-- Stored rows --
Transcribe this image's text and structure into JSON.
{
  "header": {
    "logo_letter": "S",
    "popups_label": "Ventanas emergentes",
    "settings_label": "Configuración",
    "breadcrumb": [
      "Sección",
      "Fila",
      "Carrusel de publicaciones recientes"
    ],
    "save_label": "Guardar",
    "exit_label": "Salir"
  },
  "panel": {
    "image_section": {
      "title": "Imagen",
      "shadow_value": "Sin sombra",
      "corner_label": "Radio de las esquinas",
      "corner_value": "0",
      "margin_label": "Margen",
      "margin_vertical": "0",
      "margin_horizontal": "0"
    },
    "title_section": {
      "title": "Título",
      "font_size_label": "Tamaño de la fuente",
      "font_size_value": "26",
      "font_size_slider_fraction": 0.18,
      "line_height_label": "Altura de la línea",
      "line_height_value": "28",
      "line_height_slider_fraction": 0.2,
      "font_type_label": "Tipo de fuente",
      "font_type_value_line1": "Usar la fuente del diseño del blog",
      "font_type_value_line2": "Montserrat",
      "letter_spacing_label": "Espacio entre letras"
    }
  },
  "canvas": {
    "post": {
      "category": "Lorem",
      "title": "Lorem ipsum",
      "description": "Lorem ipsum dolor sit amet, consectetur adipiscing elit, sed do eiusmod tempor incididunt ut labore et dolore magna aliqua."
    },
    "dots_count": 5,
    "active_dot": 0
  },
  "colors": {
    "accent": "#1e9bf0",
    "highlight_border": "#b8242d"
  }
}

-- Requirement --
Type out all of the material again, word for word.

-- Solved exercise --
Transcribe this image's text and structure into JSON.
{
  "header": {
    "logo_letter": "S",
    "popups_label": "Ventanas emergentes",
    "settings_label": "Configuración",
    "breadcrumb": [
      "Sección",
      "Fila",
      "Carrusel de publicaciones recientes"
    ],
    "save_label": "Guardar",
    "exit_label": "Salir"
  },
  "panel": {
    "image_section": {
      "title": "Imagen",
      "shadow_value": "Sin sombra",
      "corner_label": "Radio de las esquinas",
      "corner_value": "0",
      "margin_label": "Margen",
      "margin_vertical": "0",
      "margin_horizontal": "0"
    },
    "title_section": {
      "title": "Título",
      "font_size_label": "Tamaño de la fuente",
      "font_size_value": "26",
      "font_size_slider_fraction": 0.18,
      "line_height_label": "Altura de la línea",
      "line_height_value": "28",
      "line_height_slider_fraction": 0.2,
      "font_type_label": "Tipo de fuente",
      "font_type_value_line1": "Usar la fuente del diseño del blog",
      "font_type_value_line2": "Montserrat",
      "letter_spacing_label": "Espacio entre letras"
    }
  },
  "canvas": {
    "post": {
      "category": "Lorem",
      "title": "Lorem ipsum",
      "description": "Lorem ipsum dolor sit amet, consectetur adipiscing elit, sed do eiusmod tempor incididunt ut labore et dolore magna aliqua."
    },
    "dots_count": 5,
    "active_dot": 0
  },
  "colors": {
    "accent": "#1e9bf0",
    "highlight_border": "#b8242d"
  }
}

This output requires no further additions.